**Written problem**:
In the data that follows, count each line holding the string "this"; answer with the number only.

**Records provided**:

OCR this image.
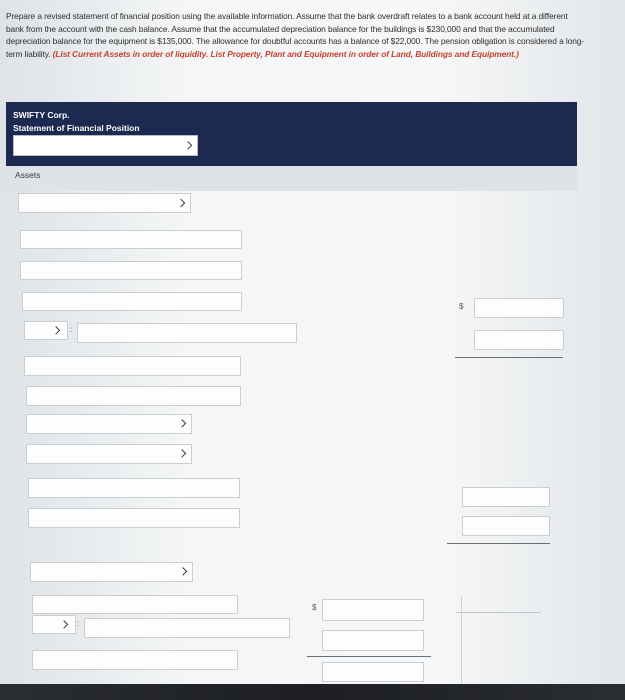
Prepare a revised statement of financial position using the available information. Assume that the bank overdraft relates to a bank account held at a different bank from the account with the cash balance. Assume that the accumulated depreciation balance for the buildings is $230,000 and that the accumulated depreciation balance for the equipment is $135,000. The allowance for doubtful accounts has a balance of $22,000. The pension obligation is considered a long-term liability. (List Current Assets in order of liquidity. List Property, Plant and Equipment in order of Land, Buildings and Equipment.)
SWIFTY Corp.
Statement of Financial Position
Assets
$
:
$
:
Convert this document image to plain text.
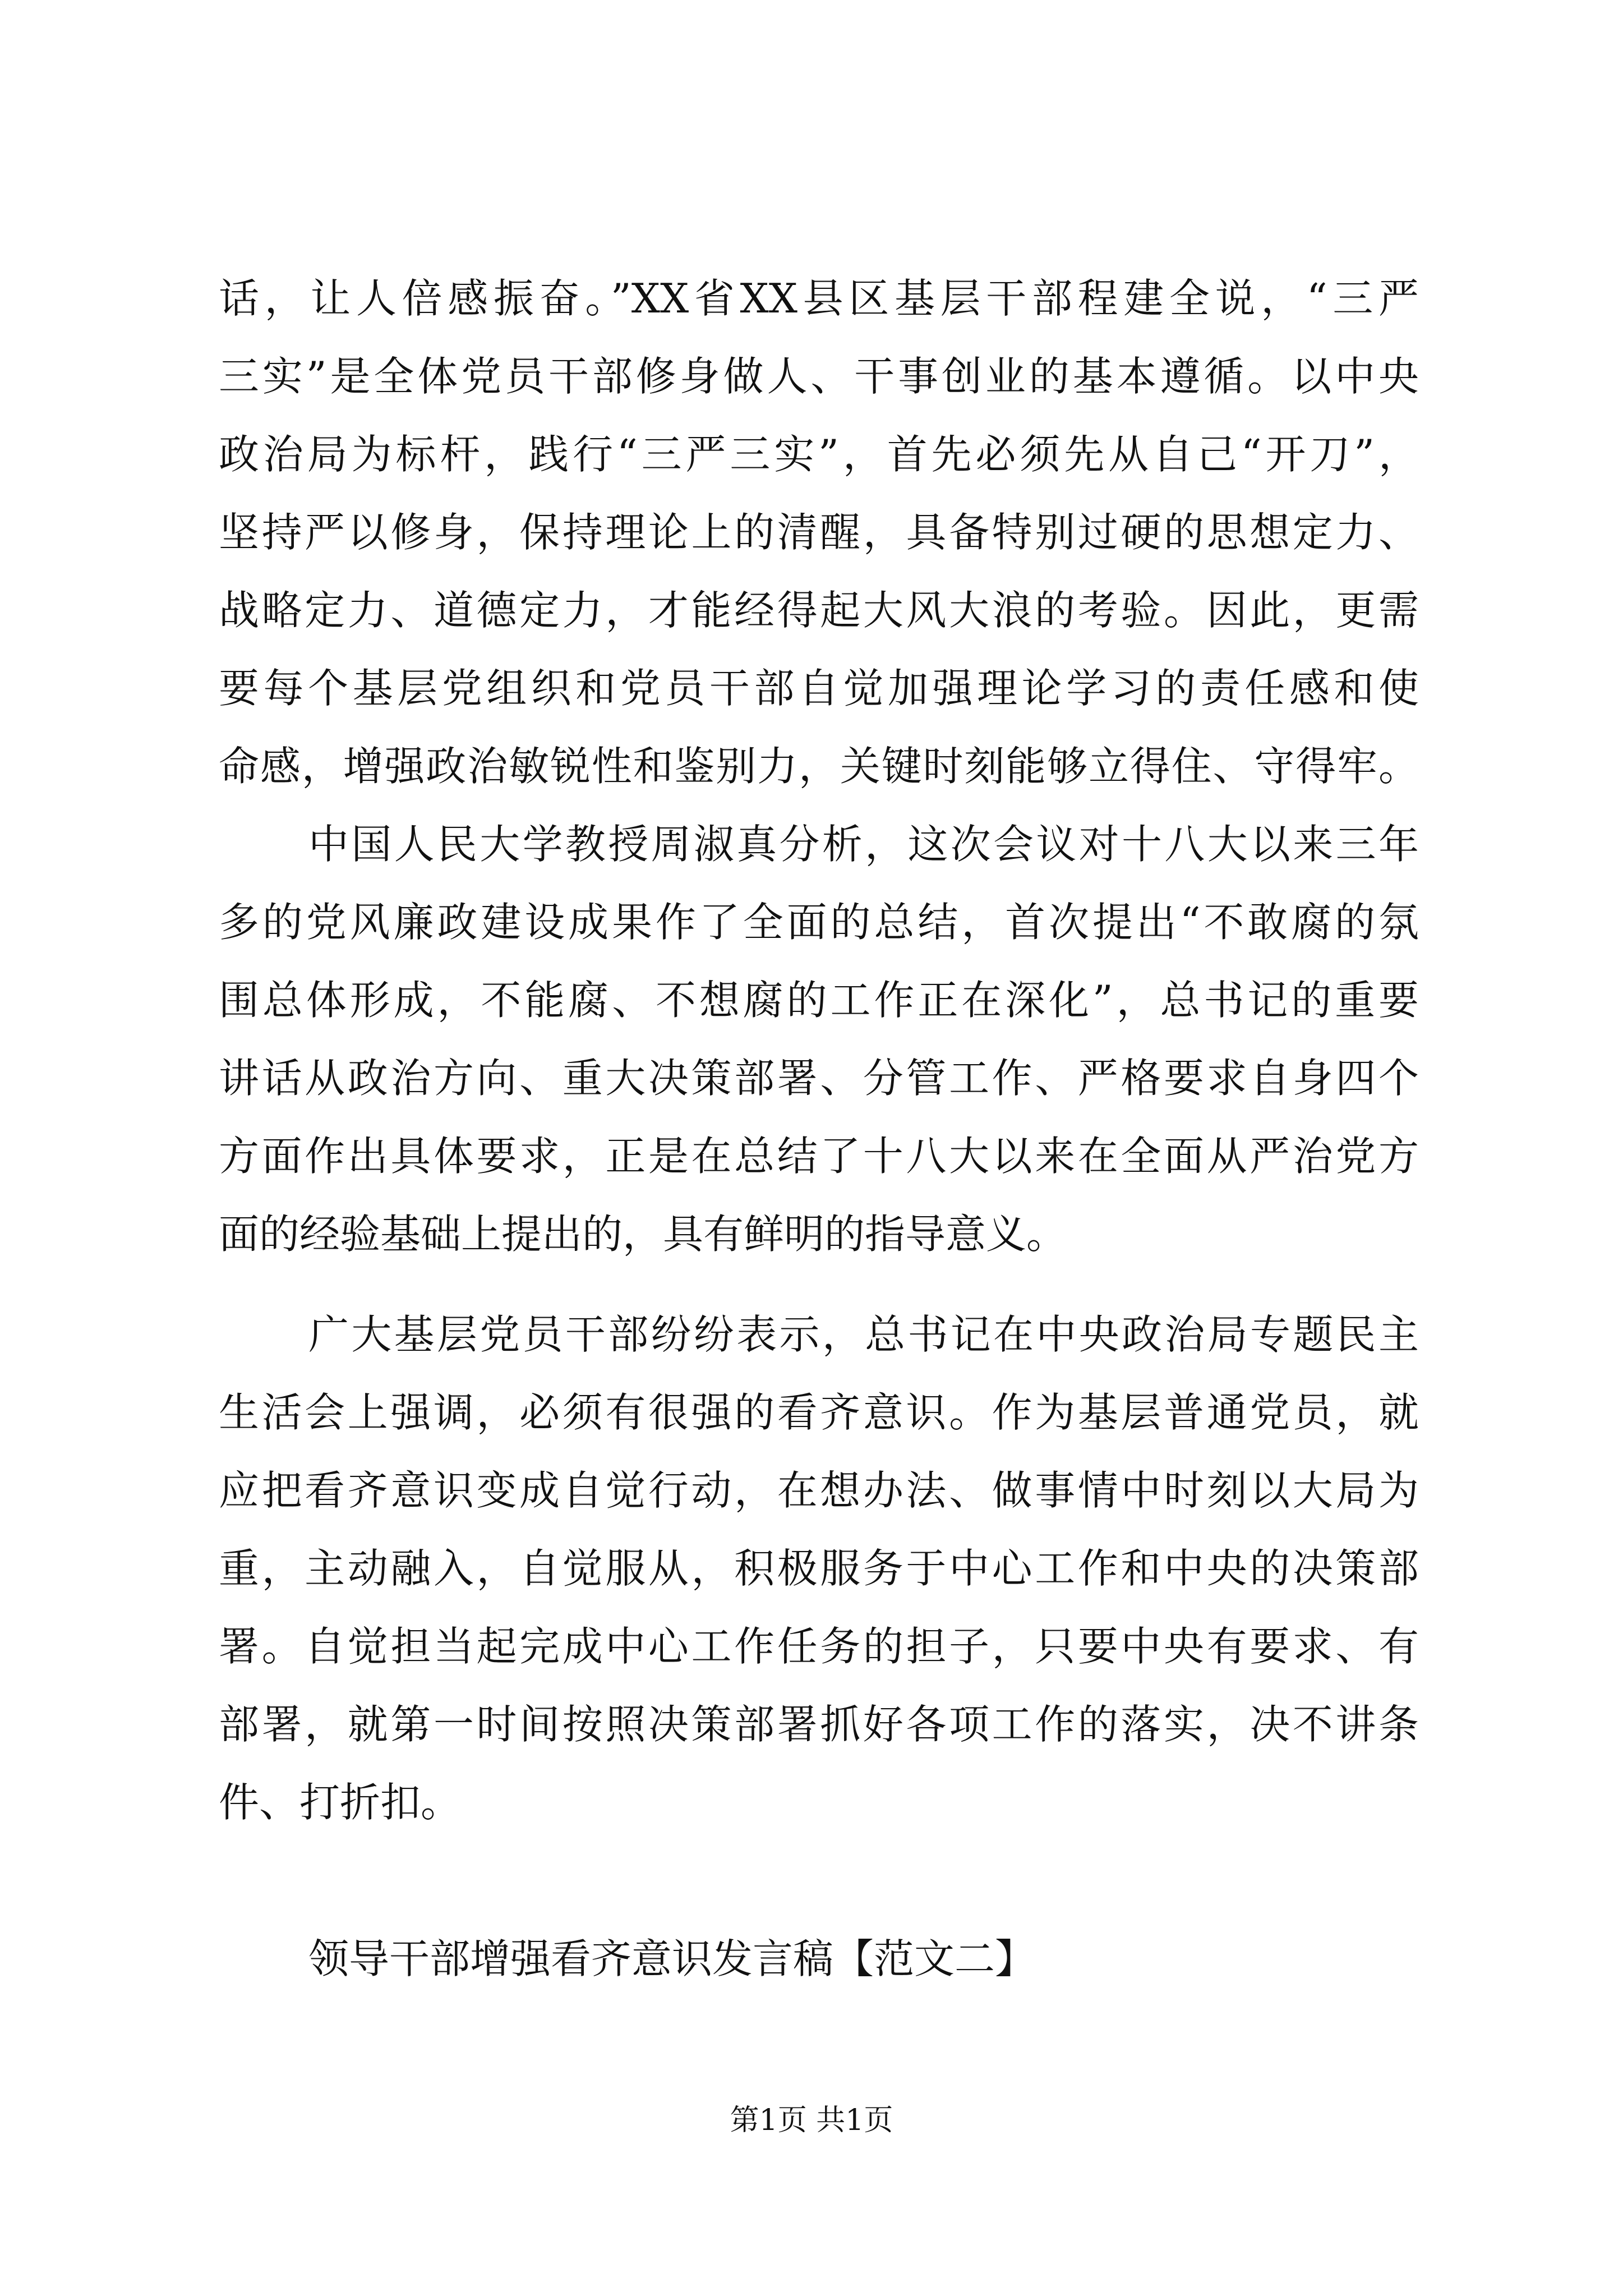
话，让人倍感振奋。”XX省XX县区基层干部程建全说，“三严
三实”是全体党员干部修身做人、干事创业的基本遵循。以中央
政治局为标杆，践行“三严三实”，首先必须先从自己“开刀”，
坚持严以修身，保持理论上的清醒，具备特别过硬的思想定力、
战略定力、道德定力，才能经得起大风大浪的考验。因此，更需
要每个基层党组织和党员干部自觉加强理论学习的责任感和使
命感，增强政治敏锐性和鉴别力，关键时刻能够立得住、守得牢。
中国人民大学教授周淑真分析，这次会议对十八大以来三年
多的党风廉政建设成果作了全面的总结，首次提出“不敢腐的氛
围总体形成，不能腐、不想腐的工作正在深化”，总书记的重要
讲话从政治方向、重大决策部署、分管工作、严格要求自身四个
方面作出具体要求，正是在总结了十八大以来在全面从严治党方
面的经验基础上提出的，具有鲜明的指导意义。
广大基层党员干部纷纷表示，总书记在中央政治局专题民主
生活会上强调，必须有很强的看齐意识。作为基层普通党员，就
应把看齐意识变成自觉行动，在想办法、做事情中时刻以大局为
重，主动融入，自觉服从，积极服务于中心工作和中央的决策部
署。自觉担当起完成中心工作任务的担子，只要中央有要求、有
部署，就第一时间按照决策部署抓好各项工作的落实，决不讲条
件、打折扣。
领导干部增强看齐意识发言稿【范文二】
第1页 共1页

**Solved exercise**:
2